What you should do: From the entries that follow, list every line in which the string "arpa" appears.

Extracted data entries
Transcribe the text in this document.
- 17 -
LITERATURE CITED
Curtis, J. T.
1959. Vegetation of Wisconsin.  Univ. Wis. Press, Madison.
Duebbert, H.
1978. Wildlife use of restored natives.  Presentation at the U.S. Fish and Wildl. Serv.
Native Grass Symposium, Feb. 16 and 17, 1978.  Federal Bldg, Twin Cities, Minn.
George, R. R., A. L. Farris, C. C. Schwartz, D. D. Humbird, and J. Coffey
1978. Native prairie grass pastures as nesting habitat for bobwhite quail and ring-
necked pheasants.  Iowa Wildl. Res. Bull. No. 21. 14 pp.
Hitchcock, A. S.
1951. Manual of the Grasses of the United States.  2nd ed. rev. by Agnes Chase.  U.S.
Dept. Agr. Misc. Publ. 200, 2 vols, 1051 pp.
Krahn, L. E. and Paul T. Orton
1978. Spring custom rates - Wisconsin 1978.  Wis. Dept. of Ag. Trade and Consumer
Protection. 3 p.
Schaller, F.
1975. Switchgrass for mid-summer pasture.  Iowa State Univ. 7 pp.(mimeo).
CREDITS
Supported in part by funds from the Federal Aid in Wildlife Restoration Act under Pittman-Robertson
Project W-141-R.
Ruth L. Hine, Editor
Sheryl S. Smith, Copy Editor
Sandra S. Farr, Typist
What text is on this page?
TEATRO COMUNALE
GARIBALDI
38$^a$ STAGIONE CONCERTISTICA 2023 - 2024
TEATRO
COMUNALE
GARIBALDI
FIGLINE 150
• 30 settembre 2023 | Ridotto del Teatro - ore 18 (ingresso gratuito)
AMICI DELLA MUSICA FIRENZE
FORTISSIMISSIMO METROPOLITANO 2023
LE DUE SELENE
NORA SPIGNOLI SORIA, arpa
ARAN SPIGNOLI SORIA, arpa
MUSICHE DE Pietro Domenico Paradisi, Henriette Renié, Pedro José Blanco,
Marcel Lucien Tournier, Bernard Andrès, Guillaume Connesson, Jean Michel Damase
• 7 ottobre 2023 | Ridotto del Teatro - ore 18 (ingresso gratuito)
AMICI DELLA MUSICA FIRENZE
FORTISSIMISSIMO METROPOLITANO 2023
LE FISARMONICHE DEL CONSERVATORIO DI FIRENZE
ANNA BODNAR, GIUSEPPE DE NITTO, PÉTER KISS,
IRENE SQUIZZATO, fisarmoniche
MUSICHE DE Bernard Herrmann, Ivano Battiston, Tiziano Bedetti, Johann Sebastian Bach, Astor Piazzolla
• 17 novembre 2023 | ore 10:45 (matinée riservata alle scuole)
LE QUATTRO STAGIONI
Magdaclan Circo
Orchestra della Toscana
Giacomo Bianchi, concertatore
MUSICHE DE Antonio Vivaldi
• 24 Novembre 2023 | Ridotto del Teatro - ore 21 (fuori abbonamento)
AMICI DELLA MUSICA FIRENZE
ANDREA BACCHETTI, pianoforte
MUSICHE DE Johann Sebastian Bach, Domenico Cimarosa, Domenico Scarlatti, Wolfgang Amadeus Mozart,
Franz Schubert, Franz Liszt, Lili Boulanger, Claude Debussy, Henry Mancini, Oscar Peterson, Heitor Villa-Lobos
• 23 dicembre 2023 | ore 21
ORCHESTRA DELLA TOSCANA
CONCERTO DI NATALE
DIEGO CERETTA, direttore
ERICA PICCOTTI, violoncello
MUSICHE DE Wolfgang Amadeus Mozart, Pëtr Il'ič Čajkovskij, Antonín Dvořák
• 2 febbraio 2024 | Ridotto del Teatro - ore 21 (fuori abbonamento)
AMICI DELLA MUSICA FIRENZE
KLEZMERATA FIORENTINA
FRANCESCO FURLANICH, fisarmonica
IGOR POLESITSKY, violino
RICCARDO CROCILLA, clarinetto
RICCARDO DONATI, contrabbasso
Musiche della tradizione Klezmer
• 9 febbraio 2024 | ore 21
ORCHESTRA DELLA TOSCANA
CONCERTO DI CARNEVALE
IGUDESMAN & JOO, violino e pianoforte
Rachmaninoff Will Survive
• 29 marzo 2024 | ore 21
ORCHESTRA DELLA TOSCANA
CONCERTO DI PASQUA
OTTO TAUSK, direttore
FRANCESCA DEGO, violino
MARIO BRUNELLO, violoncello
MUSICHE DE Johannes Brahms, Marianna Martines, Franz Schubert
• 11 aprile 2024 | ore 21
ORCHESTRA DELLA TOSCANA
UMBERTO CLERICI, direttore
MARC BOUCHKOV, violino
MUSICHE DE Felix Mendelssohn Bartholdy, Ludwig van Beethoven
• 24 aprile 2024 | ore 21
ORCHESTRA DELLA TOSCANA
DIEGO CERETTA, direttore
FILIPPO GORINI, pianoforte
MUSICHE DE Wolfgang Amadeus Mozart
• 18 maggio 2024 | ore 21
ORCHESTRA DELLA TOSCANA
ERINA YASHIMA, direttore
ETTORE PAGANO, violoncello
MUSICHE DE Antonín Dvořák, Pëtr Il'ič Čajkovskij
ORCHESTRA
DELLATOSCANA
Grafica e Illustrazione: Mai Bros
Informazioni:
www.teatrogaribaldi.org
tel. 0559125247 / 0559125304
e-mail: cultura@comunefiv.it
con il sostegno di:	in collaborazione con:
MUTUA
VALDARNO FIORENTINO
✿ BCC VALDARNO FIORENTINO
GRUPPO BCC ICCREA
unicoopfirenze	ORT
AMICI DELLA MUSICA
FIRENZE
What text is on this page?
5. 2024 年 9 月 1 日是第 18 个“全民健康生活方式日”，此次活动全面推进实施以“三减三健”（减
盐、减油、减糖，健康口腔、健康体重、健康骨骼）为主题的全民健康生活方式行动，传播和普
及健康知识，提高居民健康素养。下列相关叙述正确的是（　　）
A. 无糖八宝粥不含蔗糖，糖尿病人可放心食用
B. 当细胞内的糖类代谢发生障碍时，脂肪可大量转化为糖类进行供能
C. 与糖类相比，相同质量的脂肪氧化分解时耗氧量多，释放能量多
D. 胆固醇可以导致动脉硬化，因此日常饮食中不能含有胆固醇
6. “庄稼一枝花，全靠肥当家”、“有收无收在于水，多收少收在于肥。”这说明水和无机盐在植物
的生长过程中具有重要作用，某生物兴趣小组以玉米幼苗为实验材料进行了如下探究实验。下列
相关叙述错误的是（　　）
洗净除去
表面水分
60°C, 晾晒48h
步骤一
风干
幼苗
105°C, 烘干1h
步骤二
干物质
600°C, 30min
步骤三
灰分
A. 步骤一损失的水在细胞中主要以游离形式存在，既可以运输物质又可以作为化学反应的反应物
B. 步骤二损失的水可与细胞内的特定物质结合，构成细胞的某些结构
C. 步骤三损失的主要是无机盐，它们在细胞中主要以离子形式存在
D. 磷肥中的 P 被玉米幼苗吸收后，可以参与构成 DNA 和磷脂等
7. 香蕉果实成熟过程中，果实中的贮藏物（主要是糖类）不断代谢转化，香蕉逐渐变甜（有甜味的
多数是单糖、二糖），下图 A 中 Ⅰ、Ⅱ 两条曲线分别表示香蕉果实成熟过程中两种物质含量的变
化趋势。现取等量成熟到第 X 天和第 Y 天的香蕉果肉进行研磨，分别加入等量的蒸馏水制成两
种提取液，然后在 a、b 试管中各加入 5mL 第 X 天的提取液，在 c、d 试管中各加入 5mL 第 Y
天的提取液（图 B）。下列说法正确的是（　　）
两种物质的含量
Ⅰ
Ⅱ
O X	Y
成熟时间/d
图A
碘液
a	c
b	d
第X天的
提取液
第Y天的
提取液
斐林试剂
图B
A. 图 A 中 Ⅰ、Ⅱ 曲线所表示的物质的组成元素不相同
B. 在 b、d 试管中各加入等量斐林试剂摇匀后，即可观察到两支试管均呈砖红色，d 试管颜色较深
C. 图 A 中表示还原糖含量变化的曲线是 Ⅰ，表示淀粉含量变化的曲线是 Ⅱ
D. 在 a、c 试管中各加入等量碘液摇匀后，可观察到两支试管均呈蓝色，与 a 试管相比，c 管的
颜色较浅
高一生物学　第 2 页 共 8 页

Final answer:
NORA SPIGNOLI SORIA, arpa
ARAN SPIGNOLI SORIA, arpa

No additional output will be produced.